## Start

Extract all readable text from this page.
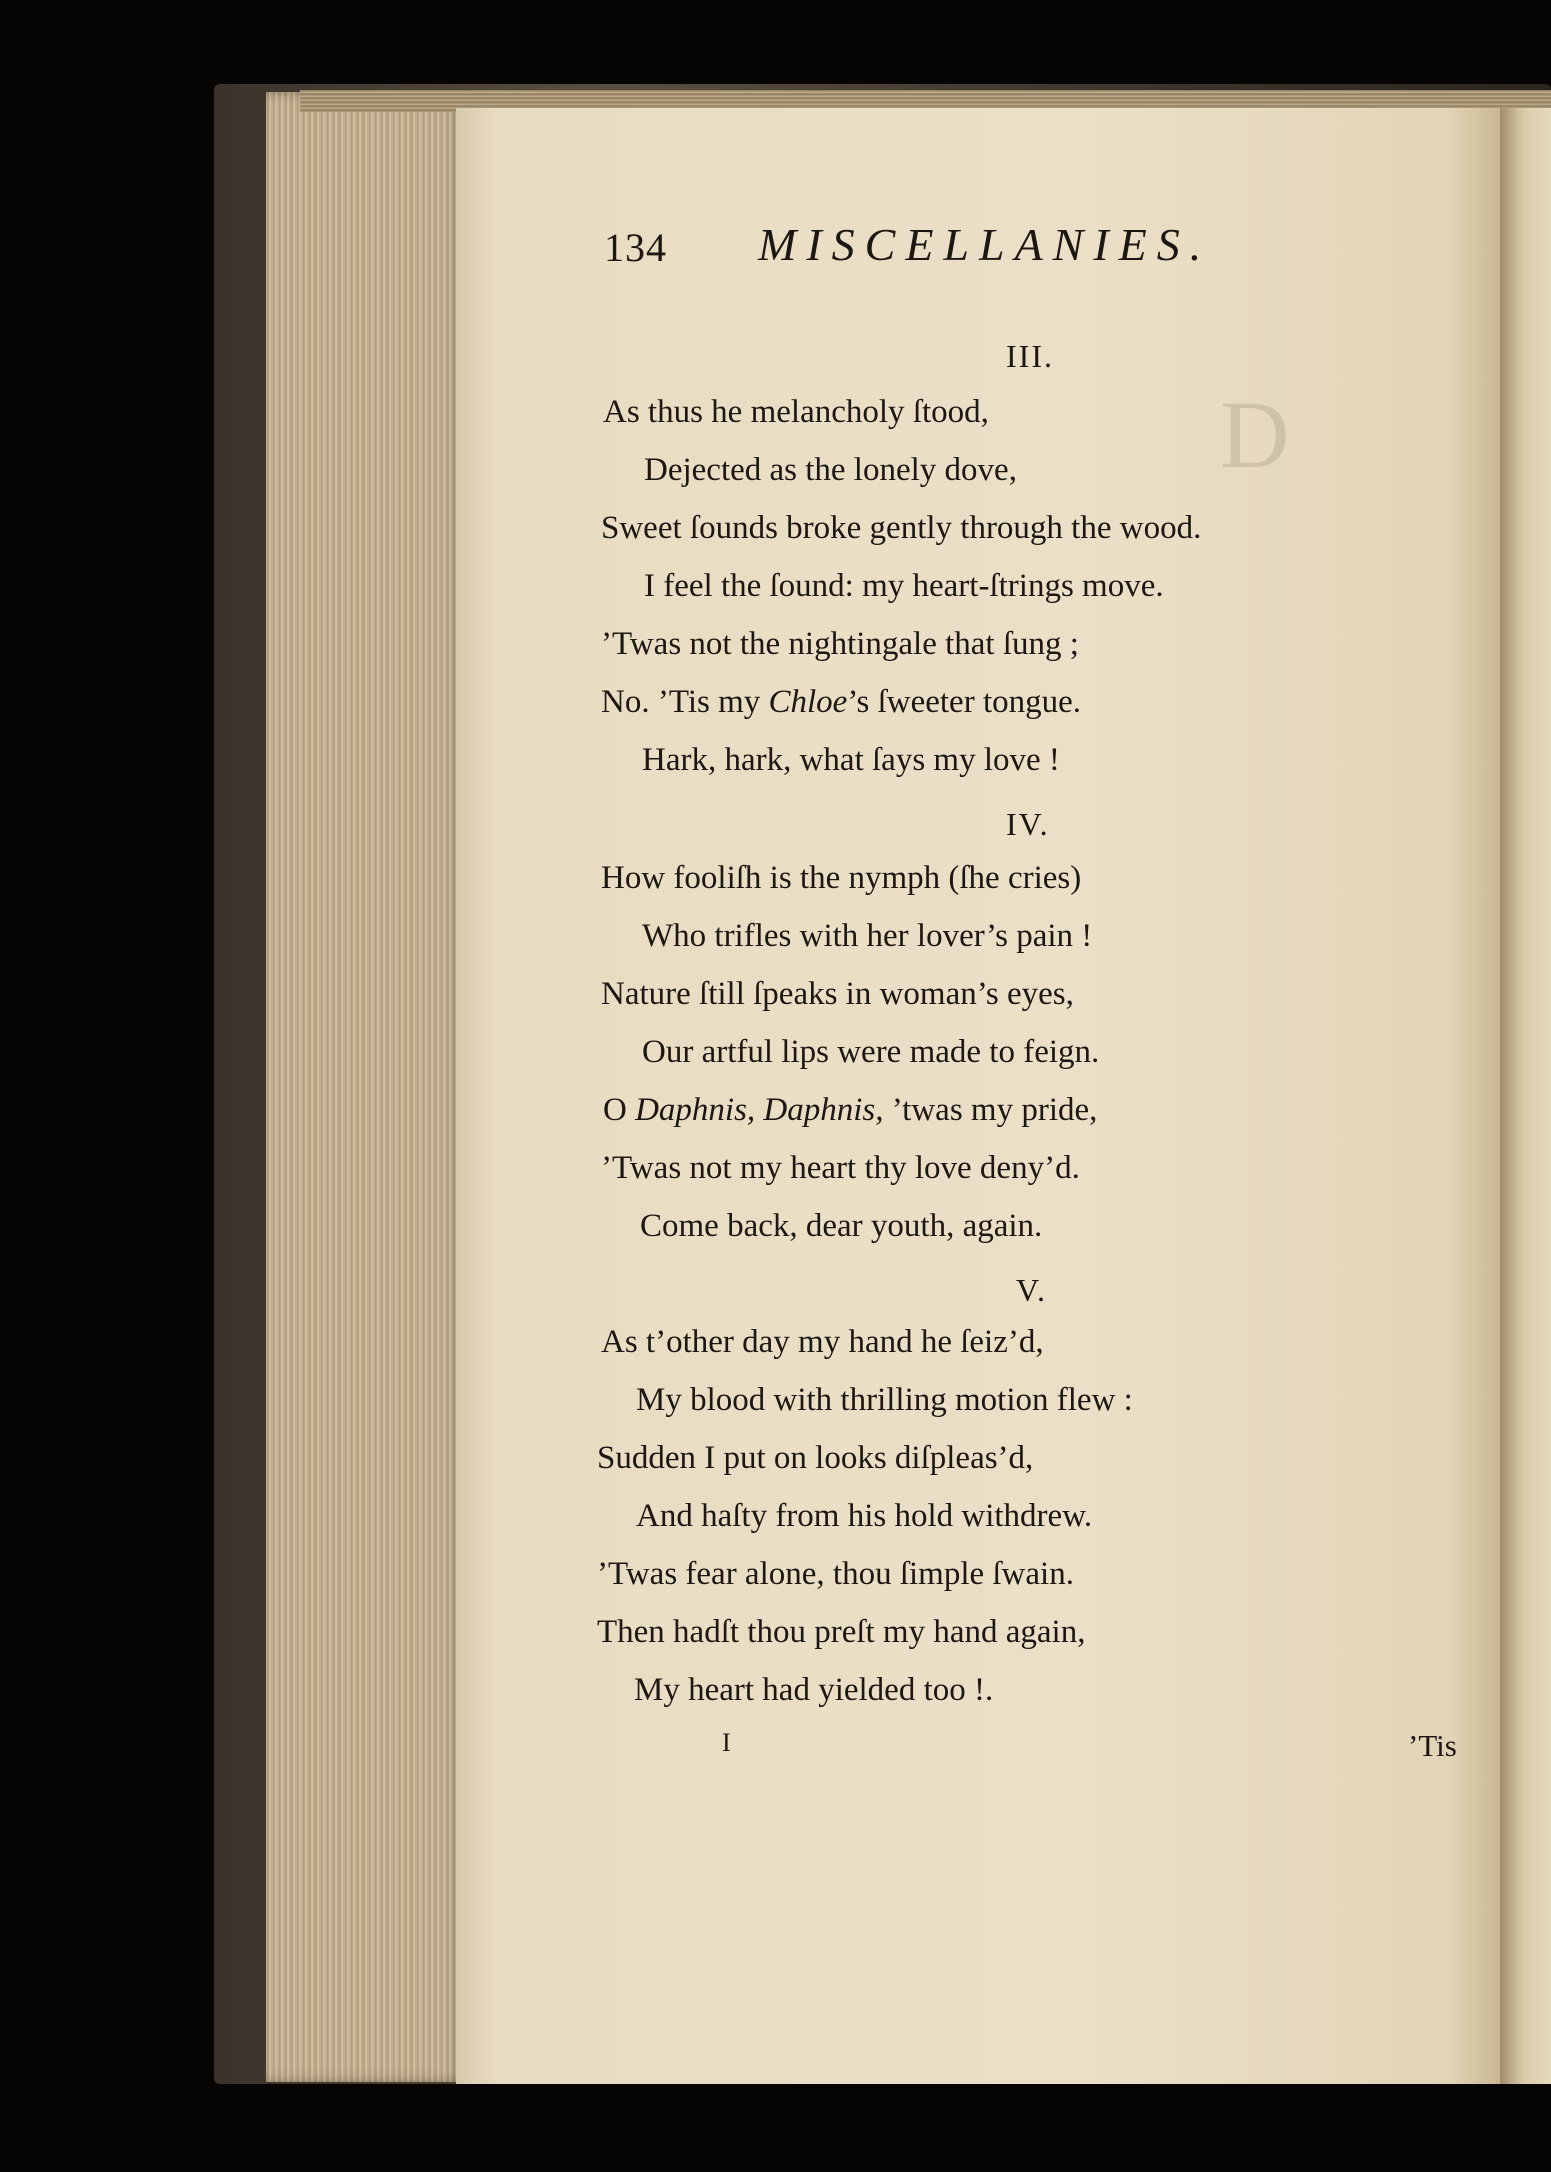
134 MISCELLANIES.
III.
As thus he melancholy ſtood,
Dejected as the lonely dove,
Sweet ſounds broke gently through the wood.
I feel the ſound: my heart-ſtrings move.
’Twas not the nightingale that ſung ;
No. ’Tis my Chloe’s ſweeter tongue.
Hark, hark, what ſays my love !
IV.
How fooliſh is the nymph (ſhe cries)
Who trifles with her lover’s pain !
Nature ſtill ſpeaks in woman’s eyes,
Our artful lips were made to feign.
O Daphnis, Daphnis, ’twas my pride,
’Twas not my heart thy love deny’d.
Come back, dear youth, again.
V.
As t’other day my hand he ſeiz’d,
My blood with thrilling motion flew :
Sudden I put on looks diſpleas’d,
And haſty from his hold withdrew.
’Twas fear alone, thou ſimple ſwain.
Then hadſt thou preſt my hand again,
My heart had yielded too !.
I	’Tis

## End

### [Direction]
Quote the data exactly, leaving every image out of the copy.

### [Reply to the exercise]
Extract all readable text from this page.
134 MISCELLANIES.
III.
As thus he melancholy ſtood,
Dejected as the lonely dove,
Sweet ſounds broke gently through the wood.
I feel the ſound: my heart-ſtrings move.
’Twas not the nightingale that ſung ;
No. ’Tis my Chloe’s ſweeter tongue.
Hark, hark, what ſays my love !
IV.
How fooliſh is the nymph (ſhe cries)
Who trifles with her lover’s pain !
Nature ſtill ſpeaks in woman’s eyes,
Our artful lips were made to feign.
O Daphnis, Daphnis, ’twas my pride,
’Twas not my heart thy love deny’d.
Come back, dear youth, again.
V.
As t’other day my hand he ſeiz’d,
My blood with thrilling motion flew :
Sudden I put on looks diſpleas’d,
And haſty from his hold withdrew.
’Twas fear alone, thou ſimple ſwain.
Then hadſt thou preſt my hand again,
My heart had yielded too !.
I	’Tis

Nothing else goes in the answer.